Requirement 1 -> Write out everything in the passage on marine insurance fraud from "A fraud may" down to "to economic depression.", word for word.
Requirement 2 -> Give everything in the records from the first line down to the line containing "format-painter-icon[interactable]: 🖌 <box>283", both included, as a numbered list with blank lines omitted.

Text section ->
Marine Insurance is one of the most challenging, as also a unique, form of insurance. Marine insurance is essential in international trade to cover the goods in transit from one place to other both for domestic and international trade. The subject insurance also covers Hull and Machinery of the vessel under a separate policy.
With the development of trade and commerce, maritime frauds relating to both cargo and hull insurances have gradually increased. It is observed that most of the documentary frauds are committed due to inherent weakness of the modern system of international trade and carriage of goods by sea. Sometimes, a very old vessel is deliberately scuttled by the owners in connivance with the cargo owner for commercial gain. However, the ship-owner might have a valid claim, for barratry, if scuttling of the vessel was done by the master of the vessel without the knowledge of the ship-owner.
There are several methods to commit cargo theft also. A vessel with loaded cargo may deviate from its route intending to discharge the cargo into a port of convenience where cargo may be sold. The name of the vessel and her colour may be changed and she may be scuttled in order to hide cargo theft. In other cases, the vessel with a new name and colour may reappear for stealing the cargo. The investigation of loss is proved difficult, as by the time the loss is known, the cargo disappears. A consignment of old/used cargo showing the inflated value in the marine cargo policy may be intentionally destroyed by an unscrupulous businessman during transit for wrongful gain.
A fraud may be committed by the charter party when they hire a ship, load the cargo on freight prepaid terms and disappear subsequently without paying the hire to the ship-owner. The ship-owner is also responsible for employing his vessel to unknown companies without obtaining any financial guarantee from the charterer, when demand for tonnage in the shipping market goes down due to economic depression.
The fraudsters are able to defraud the Shipper and the Insurance companies since it is difficult to investigate the fraudulent activities due to complexity of the marine trade and involvement of different intermediaries like Bankers, Shipping lines, Freight forwarders, Shipping Agents, Road Carriers etc., at different locations. The fraudsters utilise all the opportunities to become more successful in financial gain.
DEFINITION OF “ FRAUD”
There is no standard legal definition of maritime fraud. However, the International Maritime Bureau (IMB) provides that,
“ An international trade transaction involves several parties- buyer, seller, ship-owner, charterer, ship’s master or crew, insurer, banker, broker or agent. Maritime fraud occurs when one of these parties succeeds, unjustly or illegally, in obtaining money or goods from another party to whom, on the face of it, he has undertaken specific trade, transport and financial obligations”

Data for this task ->

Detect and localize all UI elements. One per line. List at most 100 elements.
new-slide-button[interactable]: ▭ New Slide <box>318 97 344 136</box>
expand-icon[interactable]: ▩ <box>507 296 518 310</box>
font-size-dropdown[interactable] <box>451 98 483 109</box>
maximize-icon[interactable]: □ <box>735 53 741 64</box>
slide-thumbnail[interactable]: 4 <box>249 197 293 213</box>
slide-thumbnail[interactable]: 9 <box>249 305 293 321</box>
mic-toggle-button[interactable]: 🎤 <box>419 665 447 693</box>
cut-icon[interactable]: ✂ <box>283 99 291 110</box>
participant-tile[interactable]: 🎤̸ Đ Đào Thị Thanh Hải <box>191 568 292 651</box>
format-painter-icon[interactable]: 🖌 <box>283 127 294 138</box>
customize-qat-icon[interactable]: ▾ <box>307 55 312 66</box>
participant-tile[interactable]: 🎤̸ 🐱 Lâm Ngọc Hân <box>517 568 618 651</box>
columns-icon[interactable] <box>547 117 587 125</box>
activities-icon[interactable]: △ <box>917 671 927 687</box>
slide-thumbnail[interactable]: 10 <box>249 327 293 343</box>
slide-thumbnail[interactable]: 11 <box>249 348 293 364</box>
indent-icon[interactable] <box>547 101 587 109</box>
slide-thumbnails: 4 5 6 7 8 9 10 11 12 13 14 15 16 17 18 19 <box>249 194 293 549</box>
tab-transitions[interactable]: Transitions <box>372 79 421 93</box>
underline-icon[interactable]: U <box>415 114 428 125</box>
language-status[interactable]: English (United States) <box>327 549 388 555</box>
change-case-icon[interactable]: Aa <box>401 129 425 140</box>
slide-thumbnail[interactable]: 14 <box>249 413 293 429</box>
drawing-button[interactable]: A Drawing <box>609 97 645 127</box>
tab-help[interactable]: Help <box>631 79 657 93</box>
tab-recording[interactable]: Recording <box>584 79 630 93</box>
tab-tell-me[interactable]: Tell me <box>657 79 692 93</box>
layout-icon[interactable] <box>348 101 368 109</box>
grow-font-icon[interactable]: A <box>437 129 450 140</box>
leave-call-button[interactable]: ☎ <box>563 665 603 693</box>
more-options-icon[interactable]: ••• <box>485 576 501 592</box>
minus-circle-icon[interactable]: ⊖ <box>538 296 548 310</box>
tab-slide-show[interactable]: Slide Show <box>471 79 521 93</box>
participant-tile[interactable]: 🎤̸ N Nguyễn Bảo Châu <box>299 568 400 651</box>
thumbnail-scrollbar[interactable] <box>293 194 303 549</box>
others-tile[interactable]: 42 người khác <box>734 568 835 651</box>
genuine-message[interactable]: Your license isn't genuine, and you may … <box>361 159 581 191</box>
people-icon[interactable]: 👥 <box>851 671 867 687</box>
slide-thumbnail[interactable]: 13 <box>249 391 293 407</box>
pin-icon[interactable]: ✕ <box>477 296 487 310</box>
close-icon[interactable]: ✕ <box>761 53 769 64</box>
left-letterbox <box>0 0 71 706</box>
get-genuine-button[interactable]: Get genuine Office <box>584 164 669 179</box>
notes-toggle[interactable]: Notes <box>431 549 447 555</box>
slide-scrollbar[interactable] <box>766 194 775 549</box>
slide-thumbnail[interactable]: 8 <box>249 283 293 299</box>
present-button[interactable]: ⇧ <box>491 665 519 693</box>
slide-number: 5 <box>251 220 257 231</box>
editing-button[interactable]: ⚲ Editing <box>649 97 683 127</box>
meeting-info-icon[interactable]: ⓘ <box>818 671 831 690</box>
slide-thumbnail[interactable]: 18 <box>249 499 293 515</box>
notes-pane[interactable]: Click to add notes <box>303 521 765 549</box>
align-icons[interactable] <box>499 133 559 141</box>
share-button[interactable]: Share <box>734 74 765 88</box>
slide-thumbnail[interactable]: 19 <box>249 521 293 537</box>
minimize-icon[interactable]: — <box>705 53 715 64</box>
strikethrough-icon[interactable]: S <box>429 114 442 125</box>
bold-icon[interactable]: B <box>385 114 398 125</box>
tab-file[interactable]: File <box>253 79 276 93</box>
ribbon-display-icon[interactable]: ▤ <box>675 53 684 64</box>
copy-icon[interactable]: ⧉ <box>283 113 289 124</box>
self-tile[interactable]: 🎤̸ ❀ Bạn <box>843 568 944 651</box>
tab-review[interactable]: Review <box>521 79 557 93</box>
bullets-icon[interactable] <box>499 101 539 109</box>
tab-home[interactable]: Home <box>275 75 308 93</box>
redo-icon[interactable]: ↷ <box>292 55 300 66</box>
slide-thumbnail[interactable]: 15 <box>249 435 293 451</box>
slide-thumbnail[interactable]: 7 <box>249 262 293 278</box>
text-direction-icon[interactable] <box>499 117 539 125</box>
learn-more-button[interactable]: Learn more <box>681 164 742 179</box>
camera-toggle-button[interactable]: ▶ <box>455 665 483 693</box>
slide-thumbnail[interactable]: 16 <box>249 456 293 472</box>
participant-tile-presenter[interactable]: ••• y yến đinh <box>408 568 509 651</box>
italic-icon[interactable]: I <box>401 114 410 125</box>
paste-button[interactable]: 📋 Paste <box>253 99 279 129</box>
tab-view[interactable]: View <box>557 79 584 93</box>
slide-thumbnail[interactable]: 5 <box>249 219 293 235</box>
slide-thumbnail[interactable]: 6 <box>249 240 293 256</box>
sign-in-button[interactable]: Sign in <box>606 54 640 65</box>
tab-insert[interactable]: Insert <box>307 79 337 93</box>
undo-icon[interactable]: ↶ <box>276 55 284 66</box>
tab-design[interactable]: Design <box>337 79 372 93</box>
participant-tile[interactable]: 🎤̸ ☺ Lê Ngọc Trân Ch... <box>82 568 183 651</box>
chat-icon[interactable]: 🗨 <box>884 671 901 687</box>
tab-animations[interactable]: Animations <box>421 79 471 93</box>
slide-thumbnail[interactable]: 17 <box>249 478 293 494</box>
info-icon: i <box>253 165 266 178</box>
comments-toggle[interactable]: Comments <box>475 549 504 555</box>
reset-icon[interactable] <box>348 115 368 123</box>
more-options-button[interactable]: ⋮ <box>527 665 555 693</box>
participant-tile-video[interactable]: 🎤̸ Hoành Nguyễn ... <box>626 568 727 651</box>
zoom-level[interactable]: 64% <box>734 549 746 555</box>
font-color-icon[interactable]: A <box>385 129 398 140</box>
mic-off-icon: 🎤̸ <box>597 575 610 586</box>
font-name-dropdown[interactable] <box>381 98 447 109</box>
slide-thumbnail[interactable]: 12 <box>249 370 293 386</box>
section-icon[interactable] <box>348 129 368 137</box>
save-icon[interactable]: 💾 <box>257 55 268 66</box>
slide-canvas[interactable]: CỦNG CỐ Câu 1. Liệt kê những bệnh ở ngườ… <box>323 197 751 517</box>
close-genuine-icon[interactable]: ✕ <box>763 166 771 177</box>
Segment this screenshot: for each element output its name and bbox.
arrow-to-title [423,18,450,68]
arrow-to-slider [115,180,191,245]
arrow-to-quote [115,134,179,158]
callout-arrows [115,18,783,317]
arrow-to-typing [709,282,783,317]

Correct response 1 ->
A fraud may be committed by the charter party when they hire a ship, load the cargo on freight prepaid terms and disappear subsequently without paying the hire to the ship-owner. The ship-owner is also responsible for employing his vessel to unknown companies without obtaining any financial guarantee from the charterer, when demand for tonnage in the shipping market goes down due to economic depression.

Correct response 2 ->
1. Detect and localize all UI elements. One per line. List at most 100 elements.
2. new-slide-button[interactable]: ▭ New Slide <box>318 97 344 136</box>
3. expand-icon[interactable]: ▩ <box>507 296 518 310</box>
4. font-size-dropdown[interactable] <box>451 98 483 109</box>
5. maximize-icon[interactable]: □ <box>735 53 741 64</box>
6. slide-thumbnail[interactable]: 4 <box>249 197 293 213</box>
7. slide-thumbnail[interactable]: 9 <box>249 305 293 321</box>
8. mic-toggle-button[interactable]: 🎤 <box>419 665 447 693</box>
9. cut-icon[interactable]: ✂ <box>283 99 291 110</box>
10. participant-tile[interactable]: 🎤̸ Đ Đào Thị Thanh Hải <box>191 568 292 651</box>
11. format-painter-icon[interactable]: 🖌 <box>283 127 294 138</box>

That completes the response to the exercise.